◆ **Your instructions**
In the material below, the lines containing the word "More" are required; copy each of them.

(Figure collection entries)
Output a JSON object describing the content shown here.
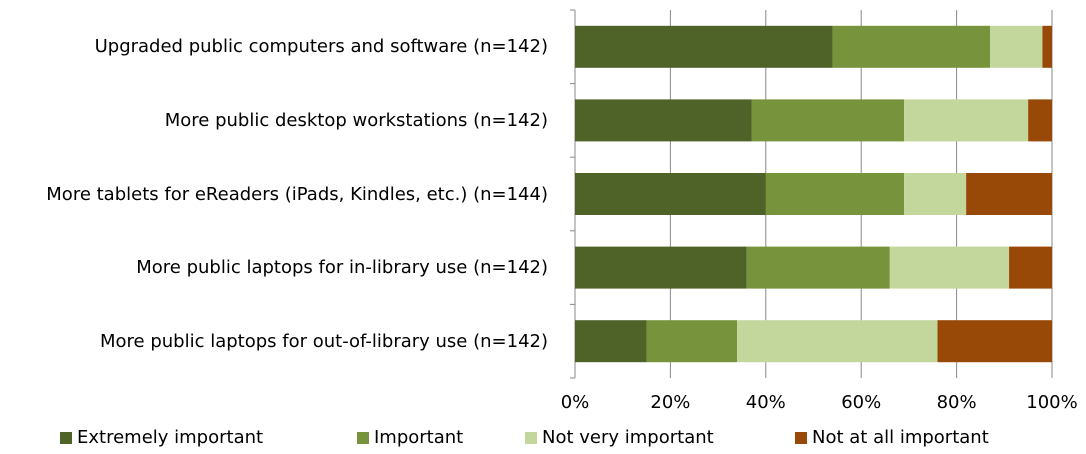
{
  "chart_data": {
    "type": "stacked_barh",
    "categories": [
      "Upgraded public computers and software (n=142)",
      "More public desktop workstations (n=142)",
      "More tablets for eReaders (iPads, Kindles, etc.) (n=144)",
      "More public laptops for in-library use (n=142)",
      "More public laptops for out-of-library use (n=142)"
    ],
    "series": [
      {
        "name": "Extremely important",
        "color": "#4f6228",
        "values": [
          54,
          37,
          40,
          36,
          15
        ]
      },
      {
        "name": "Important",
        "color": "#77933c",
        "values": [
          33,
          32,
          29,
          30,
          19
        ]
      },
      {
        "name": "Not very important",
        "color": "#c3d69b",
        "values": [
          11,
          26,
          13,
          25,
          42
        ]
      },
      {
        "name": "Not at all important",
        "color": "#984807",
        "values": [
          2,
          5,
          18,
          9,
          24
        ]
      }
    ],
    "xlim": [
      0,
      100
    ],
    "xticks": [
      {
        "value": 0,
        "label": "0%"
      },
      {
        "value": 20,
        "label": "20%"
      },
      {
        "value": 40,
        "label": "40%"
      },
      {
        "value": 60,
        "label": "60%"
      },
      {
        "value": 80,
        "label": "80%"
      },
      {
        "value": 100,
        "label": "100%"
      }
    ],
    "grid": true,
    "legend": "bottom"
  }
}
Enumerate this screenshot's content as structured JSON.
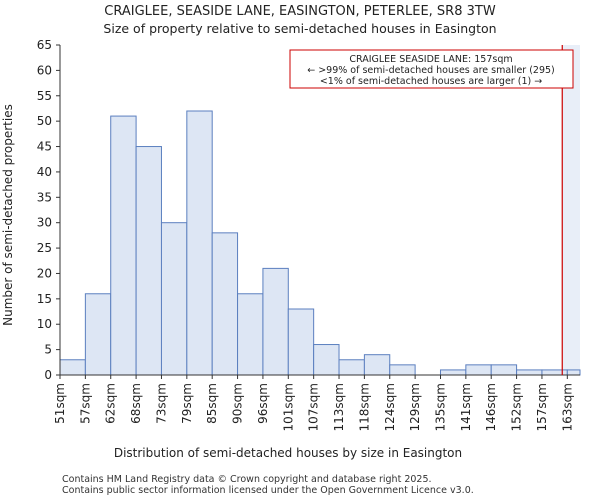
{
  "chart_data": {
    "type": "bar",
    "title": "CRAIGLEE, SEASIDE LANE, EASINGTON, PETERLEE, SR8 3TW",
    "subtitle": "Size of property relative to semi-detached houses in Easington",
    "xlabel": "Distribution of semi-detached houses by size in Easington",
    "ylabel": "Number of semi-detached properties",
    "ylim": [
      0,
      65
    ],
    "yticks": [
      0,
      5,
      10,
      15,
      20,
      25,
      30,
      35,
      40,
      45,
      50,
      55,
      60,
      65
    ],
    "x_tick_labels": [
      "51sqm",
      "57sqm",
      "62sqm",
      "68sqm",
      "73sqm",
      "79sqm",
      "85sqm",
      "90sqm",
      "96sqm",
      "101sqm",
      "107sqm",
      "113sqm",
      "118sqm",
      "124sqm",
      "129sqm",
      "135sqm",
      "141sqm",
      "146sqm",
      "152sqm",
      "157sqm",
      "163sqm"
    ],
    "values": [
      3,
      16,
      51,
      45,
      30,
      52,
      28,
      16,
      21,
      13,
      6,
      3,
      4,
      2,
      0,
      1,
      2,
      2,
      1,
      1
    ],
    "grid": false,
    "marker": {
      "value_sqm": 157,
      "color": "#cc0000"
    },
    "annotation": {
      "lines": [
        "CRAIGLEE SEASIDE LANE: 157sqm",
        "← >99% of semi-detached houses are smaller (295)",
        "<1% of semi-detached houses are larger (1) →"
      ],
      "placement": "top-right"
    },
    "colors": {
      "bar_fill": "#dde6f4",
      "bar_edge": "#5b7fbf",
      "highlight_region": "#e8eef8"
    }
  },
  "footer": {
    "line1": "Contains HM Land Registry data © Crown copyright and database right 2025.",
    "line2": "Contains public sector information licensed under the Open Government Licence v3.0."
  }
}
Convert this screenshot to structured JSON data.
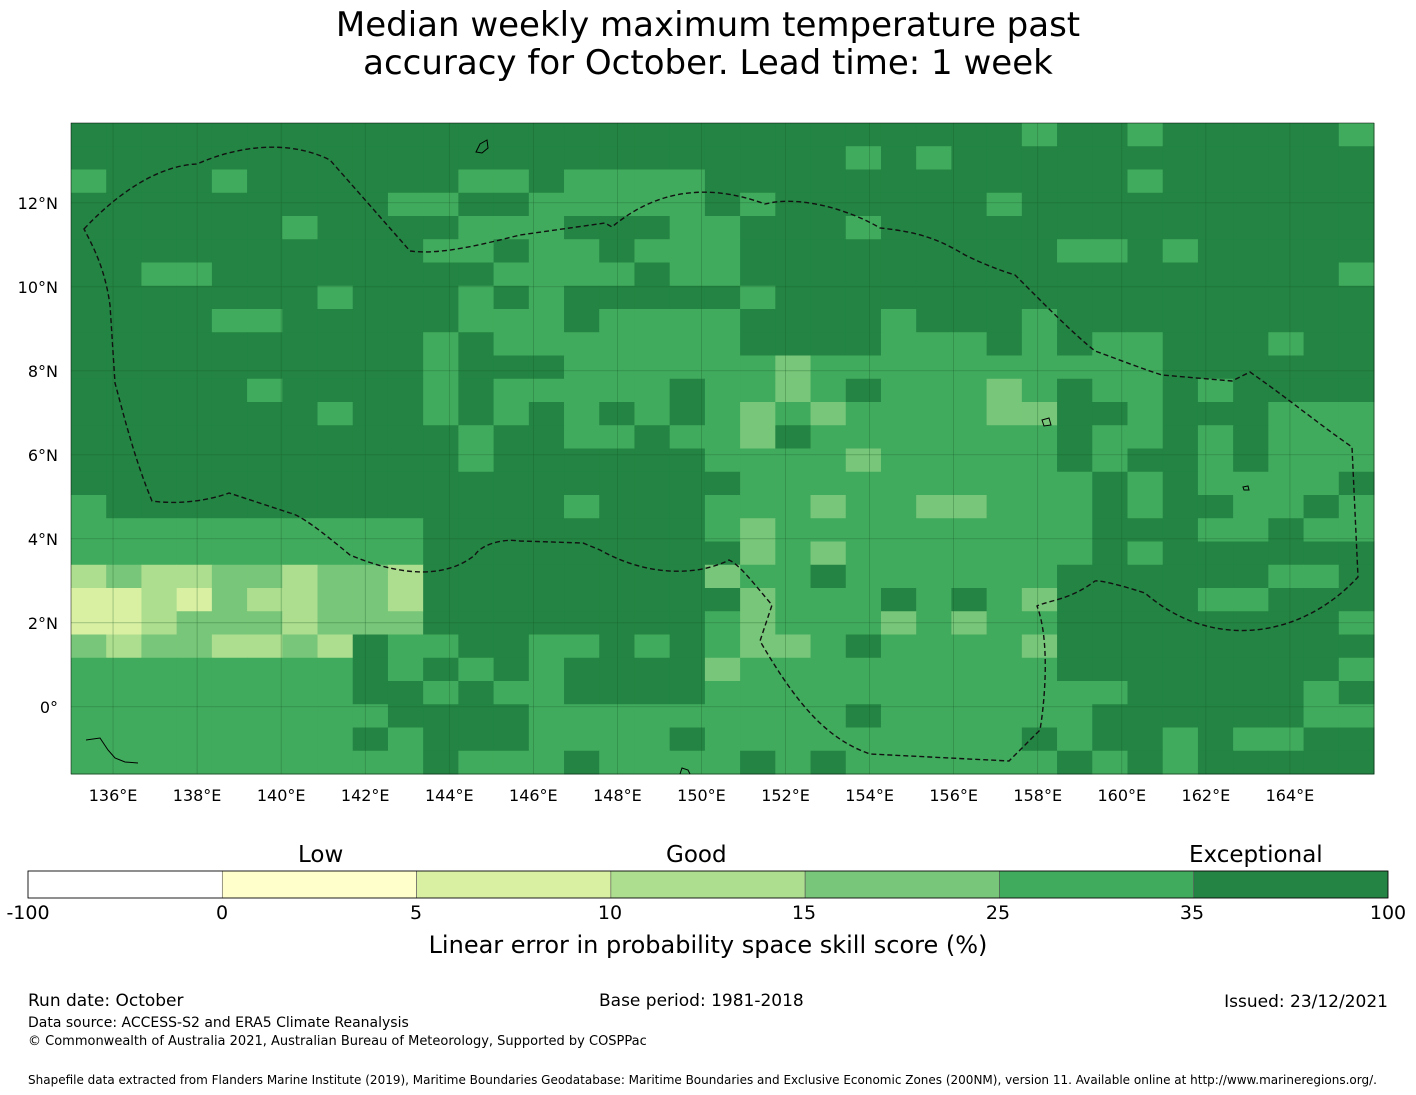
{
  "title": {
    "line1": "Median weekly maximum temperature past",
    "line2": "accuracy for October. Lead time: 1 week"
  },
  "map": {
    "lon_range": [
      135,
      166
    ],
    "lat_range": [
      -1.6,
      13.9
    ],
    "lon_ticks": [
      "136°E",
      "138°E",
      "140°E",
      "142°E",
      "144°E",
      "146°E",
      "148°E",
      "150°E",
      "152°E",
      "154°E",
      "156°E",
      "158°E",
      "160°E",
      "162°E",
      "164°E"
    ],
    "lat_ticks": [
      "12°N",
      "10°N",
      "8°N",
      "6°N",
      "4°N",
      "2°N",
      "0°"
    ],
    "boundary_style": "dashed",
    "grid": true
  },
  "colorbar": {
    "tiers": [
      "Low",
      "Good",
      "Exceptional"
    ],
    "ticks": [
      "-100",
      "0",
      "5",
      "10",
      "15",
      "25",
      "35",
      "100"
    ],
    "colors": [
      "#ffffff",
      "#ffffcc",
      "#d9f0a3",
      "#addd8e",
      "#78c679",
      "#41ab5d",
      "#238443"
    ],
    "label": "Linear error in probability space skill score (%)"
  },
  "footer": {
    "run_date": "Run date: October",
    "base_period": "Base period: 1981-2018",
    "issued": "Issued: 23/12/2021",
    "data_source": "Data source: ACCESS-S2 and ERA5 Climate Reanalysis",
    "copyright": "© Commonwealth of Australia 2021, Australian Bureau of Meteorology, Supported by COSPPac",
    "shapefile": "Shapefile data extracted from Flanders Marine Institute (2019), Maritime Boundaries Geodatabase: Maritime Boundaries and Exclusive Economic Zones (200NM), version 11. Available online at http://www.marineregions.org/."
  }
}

==

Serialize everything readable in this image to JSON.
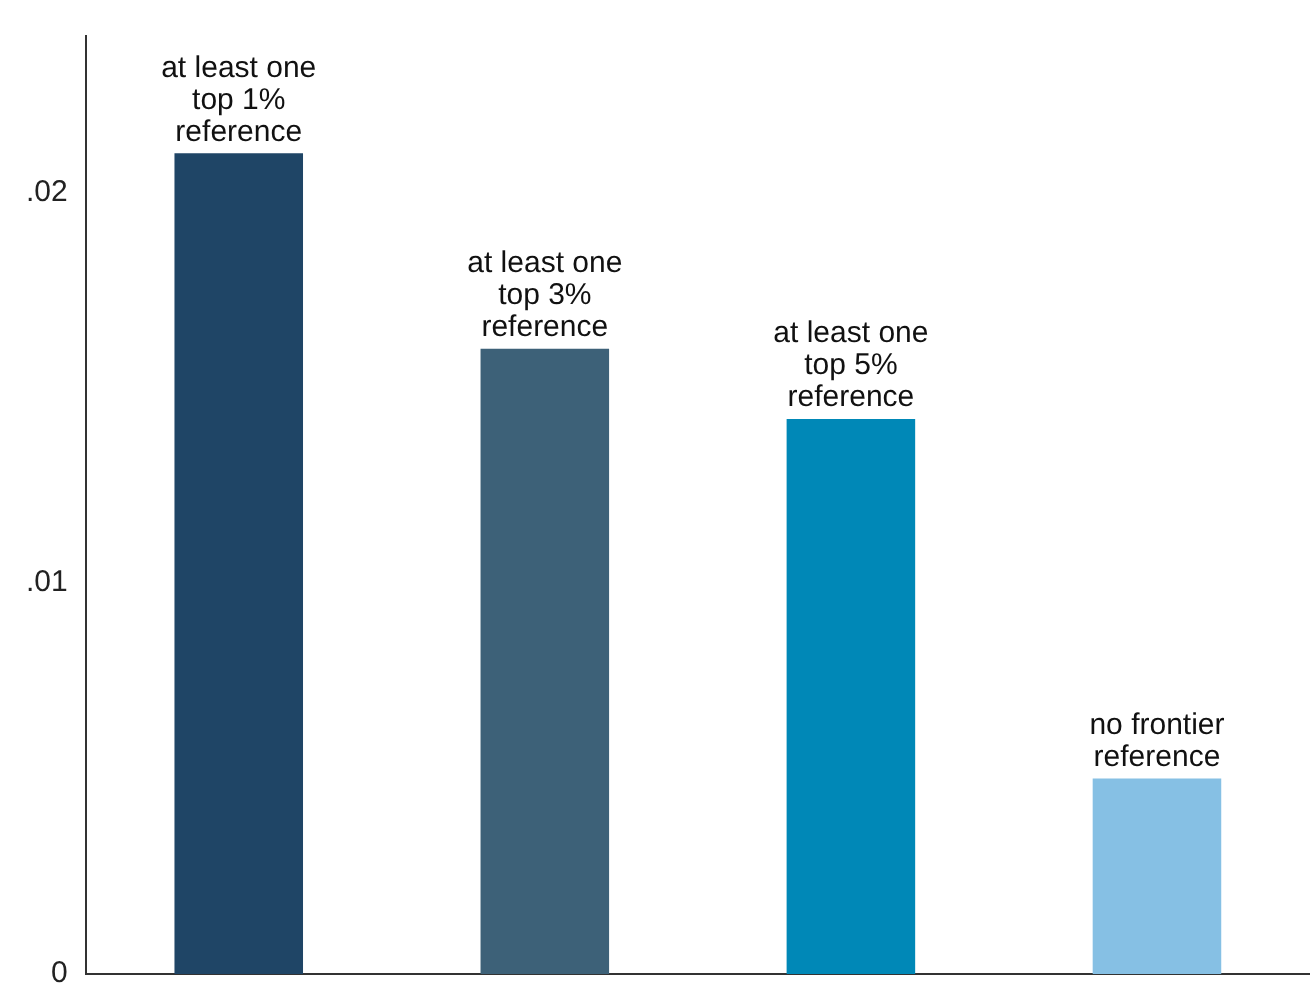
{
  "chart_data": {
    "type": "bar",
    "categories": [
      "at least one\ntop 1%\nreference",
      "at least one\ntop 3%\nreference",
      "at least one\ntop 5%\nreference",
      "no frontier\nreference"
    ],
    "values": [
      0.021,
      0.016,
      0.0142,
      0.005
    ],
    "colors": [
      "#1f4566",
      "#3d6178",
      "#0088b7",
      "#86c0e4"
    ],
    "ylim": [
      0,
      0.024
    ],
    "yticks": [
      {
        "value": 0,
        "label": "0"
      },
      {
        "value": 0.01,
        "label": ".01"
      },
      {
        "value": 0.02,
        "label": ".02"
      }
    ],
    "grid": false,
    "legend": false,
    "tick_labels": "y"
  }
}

◆ **Answer in full**
      "More public desktop workstations (n=142)",
      "More tablets for eReaders (iPads, Kindles, etc.) (n=144)",
      "More public laptops for in-library use (n=142)",
      "More public laptops for out-of-library use (n=142)"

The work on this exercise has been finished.